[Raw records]

■ ■ ■ ■ ■

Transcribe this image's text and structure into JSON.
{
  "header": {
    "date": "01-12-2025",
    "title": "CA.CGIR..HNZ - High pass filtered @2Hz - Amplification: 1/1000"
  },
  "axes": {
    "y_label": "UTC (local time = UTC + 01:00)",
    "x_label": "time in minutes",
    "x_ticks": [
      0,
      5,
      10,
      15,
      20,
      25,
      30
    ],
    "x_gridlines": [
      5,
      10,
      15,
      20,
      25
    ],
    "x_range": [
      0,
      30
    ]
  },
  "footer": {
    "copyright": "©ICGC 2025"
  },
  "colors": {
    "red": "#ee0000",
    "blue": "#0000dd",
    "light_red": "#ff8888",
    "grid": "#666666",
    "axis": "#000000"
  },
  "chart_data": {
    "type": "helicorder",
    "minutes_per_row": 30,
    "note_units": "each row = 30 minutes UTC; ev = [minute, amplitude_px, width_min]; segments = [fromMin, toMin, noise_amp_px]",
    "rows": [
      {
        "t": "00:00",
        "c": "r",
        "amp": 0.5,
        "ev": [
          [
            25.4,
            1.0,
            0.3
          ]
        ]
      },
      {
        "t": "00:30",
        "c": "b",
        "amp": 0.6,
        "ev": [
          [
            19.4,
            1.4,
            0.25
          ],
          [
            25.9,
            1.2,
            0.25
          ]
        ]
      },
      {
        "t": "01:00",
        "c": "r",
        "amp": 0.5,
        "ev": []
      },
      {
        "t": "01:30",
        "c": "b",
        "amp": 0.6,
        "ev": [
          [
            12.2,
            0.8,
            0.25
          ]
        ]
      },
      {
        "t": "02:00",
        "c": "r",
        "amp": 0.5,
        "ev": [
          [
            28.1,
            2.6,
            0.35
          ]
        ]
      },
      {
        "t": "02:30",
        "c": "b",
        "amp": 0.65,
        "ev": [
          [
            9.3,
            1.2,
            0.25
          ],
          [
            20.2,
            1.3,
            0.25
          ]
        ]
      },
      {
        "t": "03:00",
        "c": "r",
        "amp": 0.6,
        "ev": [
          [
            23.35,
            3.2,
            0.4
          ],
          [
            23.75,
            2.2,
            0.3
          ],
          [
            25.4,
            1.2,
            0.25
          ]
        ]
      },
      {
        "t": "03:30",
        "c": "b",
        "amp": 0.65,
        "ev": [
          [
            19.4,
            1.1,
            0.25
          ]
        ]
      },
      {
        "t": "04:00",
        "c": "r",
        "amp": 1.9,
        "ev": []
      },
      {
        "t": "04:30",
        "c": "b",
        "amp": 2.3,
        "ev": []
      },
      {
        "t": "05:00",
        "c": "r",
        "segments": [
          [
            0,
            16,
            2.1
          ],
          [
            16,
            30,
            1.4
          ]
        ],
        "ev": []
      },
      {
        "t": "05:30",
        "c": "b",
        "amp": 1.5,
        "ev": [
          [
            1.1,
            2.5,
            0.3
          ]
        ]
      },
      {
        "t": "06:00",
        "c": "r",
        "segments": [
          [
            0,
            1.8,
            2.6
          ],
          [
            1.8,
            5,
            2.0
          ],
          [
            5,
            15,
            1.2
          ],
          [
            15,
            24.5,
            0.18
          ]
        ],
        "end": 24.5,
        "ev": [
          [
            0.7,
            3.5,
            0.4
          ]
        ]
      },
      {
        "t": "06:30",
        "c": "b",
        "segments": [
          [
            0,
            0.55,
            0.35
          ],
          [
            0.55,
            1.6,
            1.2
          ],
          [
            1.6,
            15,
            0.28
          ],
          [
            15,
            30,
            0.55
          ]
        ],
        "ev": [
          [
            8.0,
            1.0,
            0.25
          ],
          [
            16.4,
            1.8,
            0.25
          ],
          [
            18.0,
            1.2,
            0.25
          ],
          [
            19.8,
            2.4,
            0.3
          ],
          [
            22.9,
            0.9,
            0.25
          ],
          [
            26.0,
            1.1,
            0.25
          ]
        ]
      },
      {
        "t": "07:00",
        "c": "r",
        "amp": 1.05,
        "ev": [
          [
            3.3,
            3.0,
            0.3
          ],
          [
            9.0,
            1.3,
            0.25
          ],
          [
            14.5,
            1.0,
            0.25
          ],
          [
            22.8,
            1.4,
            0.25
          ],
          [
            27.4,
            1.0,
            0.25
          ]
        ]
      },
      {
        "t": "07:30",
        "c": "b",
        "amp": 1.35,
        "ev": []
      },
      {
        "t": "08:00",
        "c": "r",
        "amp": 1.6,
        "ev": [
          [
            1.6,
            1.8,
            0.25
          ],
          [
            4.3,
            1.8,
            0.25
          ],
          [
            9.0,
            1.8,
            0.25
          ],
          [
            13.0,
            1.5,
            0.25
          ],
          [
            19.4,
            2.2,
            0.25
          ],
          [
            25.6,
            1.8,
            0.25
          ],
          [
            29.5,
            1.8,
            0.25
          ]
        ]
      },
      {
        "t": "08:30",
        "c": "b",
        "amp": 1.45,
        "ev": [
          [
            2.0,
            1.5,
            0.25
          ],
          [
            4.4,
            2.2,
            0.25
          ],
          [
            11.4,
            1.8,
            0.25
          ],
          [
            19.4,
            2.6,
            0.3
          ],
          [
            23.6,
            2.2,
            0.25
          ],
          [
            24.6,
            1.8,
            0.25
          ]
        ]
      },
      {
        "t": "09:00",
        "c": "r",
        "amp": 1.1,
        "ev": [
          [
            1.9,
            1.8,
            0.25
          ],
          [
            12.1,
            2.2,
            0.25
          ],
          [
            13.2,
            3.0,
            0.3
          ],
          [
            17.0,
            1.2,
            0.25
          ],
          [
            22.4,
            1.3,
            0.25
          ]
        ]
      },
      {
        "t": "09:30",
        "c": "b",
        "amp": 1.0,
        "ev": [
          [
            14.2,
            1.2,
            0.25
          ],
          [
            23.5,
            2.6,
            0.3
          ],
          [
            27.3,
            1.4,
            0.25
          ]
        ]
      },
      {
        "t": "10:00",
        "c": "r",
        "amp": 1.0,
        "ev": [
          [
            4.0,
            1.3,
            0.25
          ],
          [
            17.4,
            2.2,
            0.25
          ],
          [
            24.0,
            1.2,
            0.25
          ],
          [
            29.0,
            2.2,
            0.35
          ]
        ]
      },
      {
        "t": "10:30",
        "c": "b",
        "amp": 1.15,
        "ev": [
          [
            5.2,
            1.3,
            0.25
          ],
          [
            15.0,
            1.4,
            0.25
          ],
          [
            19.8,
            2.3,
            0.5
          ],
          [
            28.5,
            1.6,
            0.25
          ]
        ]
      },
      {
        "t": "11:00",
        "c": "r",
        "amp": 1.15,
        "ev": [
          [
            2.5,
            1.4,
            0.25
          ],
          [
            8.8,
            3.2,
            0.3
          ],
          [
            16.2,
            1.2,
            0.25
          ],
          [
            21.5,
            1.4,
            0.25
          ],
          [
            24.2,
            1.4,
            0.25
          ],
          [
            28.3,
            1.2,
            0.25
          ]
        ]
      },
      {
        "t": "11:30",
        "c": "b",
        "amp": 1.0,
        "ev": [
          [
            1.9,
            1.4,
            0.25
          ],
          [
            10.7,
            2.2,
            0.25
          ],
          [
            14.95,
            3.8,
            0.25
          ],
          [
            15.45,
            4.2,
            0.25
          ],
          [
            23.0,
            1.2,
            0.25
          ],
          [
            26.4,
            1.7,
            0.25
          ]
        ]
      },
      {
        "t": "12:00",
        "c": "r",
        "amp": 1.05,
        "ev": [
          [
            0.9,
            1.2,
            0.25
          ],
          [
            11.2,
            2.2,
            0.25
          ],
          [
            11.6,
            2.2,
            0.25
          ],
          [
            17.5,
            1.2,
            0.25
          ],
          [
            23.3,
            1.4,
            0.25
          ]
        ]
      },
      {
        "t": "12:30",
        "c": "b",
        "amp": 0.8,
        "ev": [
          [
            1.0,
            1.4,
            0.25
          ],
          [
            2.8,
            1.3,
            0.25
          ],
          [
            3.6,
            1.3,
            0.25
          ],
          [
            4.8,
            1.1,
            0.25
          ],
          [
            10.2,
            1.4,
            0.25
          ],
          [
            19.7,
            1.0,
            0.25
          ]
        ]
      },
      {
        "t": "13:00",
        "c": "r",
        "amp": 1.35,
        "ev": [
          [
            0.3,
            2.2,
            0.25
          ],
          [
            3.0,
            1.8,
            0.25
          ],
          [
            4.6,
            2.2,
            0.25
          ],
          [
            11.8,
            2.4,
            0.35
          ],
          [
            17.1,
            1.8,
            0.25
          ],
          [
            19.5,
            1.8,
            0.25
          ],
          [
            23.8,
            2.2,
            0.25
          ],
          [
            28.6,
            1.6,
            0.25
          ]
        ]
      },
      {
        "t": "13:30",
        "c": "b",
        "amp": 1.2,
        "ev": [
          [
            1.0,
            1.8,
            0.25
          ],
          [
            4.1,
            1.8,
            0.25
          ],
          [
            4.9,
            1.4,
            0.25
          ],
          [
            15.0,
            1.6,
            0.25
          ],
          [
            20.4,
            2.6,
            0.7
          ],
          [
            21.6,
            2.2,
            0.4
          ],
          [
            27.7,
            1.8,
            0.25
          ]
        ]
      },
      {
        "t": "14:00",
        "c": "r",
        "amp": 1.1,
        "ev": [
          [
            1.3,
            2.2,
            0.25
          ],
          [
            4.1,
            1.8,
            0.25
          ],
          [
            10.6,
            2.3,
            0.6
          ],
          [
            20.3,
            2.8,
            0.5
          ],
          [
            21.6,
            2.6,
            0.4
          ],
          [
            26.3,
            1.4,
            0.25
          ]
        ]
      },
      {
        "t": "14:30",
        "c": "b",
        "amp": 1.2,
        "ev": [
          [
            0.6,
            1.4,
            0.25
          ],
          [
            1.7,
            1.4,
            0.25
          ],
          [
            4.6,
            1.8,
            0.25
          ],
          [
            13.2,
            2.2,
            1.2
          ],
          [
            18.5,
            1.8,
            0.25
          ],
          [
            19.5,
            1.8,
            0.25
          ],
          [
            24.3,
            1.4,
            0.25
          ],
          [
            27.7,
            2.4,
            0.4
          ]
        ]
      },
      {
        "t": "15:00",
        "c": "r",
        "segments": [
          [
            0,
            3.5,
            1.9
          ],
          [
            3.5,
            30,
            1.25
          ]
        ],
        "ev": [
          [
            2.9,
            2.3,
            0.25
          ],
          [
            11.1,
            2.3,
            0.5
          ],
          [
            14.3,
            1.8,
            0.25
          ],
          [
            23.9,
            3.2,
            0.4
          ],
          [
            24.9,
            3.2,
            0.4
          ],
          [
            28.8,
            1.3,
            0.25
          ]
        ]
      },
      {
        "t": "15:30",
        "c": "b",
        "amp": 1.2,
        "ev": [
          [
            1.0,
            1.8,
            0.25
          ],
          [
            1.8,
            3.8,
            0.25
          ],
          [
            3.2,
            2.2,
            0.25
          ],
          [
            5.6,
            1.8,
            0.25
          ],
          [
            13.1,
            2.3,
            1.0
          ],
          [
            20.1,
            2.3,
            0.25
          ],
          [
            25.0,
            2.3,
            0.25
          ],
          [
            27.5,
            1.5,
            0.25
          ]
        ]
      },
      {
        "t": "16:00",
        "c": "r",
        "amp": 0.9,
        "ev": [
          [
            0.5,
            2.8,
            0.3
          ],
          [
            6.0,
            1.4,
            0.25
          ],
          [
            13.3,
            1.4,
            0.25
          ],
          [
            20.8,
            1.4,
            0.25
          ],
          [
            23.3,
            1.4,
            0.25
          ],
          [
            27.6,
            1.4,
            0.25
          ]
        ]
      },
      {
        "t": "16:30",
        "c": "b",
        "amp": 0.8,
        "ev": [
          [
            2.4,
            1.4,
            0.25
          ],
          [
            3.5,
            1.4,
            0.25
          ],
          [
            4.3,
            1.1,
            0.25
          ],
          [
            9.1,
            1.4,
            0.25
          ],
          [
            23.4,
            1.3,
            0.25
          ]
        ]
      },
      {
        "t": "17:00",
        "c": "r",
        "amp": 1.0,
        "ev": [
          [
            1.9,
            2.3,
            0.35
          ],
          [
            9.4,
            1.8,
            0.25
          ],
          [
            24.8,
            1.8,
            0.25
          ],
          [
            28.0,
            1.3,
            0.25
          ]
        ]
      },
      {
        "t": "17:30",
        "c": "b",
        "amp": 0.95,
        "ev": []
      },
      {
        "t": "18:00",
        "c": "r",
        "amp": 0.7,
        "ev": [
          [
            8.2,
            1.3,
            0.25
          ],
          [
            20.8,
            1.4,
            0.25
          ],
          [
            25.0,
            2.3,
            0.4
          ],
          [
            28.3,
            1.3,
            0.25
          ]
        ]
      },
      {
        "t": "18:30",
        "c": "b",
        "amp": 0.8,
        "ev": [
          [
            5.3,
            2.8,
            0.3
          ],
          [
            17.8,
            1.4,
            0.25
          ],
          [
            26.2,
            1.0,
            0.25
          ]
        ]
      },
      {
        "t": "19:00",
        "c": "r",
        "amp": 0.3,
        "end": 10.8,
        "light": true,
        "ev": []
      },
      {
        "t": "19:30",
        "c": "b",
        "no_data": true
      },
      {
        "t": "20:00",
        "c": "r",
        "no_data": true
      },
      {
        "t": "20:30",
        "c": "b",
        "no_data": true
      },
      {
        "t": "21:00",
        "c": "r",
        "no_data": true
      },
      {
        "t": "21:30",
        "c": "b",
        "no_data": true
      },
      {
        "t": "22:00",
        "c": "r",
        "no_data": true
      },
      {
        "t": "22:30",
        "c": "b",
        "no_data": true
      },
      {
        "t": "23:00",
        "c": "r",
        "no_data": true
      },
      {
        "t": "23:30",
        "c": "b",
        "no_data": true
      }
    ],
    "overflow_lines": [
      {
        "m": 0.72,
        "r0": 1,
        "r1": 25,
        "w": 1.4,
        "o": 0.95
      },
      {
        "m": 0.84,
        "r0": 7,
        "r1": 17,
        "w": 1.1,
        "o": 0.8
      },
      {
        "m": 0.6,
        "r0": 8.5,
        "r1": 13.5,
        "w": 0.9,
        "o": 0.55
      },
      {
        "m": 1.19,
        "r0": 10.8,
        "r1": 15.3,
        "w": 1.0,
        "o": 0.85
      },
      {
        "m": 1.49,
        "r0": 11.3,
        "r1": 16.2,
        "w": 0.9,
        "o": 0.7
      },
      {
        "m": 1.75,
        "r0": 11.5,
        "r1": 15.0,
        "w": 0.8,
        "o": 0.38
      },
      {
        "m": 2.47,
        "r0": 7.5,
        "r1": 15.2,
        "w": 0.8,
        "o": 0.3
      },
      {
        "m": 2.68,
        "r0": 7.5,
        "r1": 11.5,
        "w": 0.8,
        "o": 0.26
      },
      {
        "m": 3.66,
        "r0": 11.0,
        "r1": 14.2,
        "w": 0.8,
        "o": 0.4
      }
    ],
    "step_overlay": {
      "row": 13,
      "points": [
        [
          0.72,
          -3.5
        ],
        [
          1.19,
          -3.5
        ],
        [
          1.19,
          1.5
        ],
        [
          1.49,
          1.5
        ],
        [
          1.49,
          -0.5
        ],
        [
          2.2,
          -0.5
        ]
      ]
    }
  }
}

■ ■ ■ ■ ■

Filter the records down to the lines that contain the string "time", and copy those lines.

    "y_label": "UTC (local time = UTC + 01:00)",
    "x_label": "time in minutes",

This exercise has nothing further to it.